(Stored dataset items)
Start
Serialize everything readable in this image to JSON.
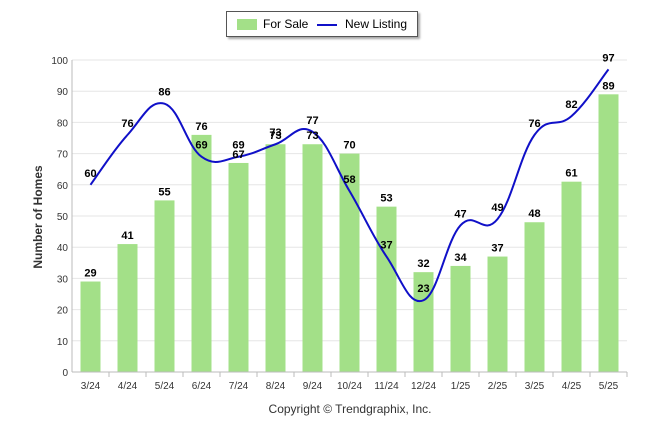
{
  "chart_data": {
    "type": "bar",
    "categories": [
      "3/24",
      "4/24",
      "5/24",
      "6/24",
      "7/24",
      "8/24",
      "9/24",
      "10/24",
      "11/24",
      "12/24",
      "1/25",
      "2/25",
      "3/25",
      "4/25",
      "5/25"
    ],
    "series": [
      {
        "name": "For Sale",
        "type": "bar",
        "values": [
          29,
          41,
          55,
          76,
          67,
          73,
          73,
          70,
          53,
          32,
          34,
          37,
          48,
          61,
          89
        ]
      },
      {
        "name": "New Listing",
        "type": "line",
        "values": [
          60,
          76,
          86,
          69,
          69,
          73,
          77,
          58,
          37,
          23,
          47,
          49,
          76,
          82,
          97
        ]
      }
    ],
    "ylabel": "Number of Homes",
    "xlabel": "",
    "ylim": [
      0,
      100
    ],
    "yticks": [
      0,
      10,
      20,
      30,
      40,
      50,
      60,
      70,
      80,
      90,
      100
    ],
    "grid": true,
    "legend_position": "top-center",
    "colors": {
      "bar": "#a3e088",
      "line": "#1010c8",
      "grid": "#e6e6e6",
      "axis": "#bbbbbb"
    }
  },
  "footer": "Copyright © Trendgraphix, Inc."
}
End
REQUIREMENT |
Pictures are not part of the copy; output everything else in the records exactly.

RESULT |
Serialize everything readable in this image to JSON.
{
  "chart_data": {
    "type": "bar",
    "categories": [
      "3/24",
      "4/24",
      "5/24",
      "6/24",
      "7/24",
      "8/24",
      "9/24",
      "10/24",
      "11/24",
      "12/24",
      "1/25",
      "2/25",
      "3/25",
      "4/25",
      "5/25"
    ],
    "series": [
      {
        "name": "For Sale",
        "type": "bar",
        "values": [
          29,
          41,
          55,
          76,
          67,
          73,
          73,
          70,
          53,
          32,
          34,
          37,
          48,
          61,
          89
        ]
      },
      {
        "name": "New Listing",
        "type": "line",
        "values": [
          60,
          76,
          86,
          69,
          69,
          73,
          77,
          58,
          37,
          23,
          47,
          49,
          76,
          82,
          97
        ]
      }
    ],
    "ylabel": "Number of Homes",
    "xlabel": "",
    "ylim": [
      0,
      100
    ],
    "yticks": [
      0,
      10,
      20,
      30,
      40,
      50,
      60,
      70,
      80,
      90,
      100
    ],
    "grid": true,
    "legend_position": "top-center",
    "colors": {
      "bar": "#a3e088",
      "line": "#1010c8",
      "grid": "#e6e6e6",
      "axis": "#bbbbbb"
    }
  },
  "footer": "Copyright © Trendgraphix, Inc."
}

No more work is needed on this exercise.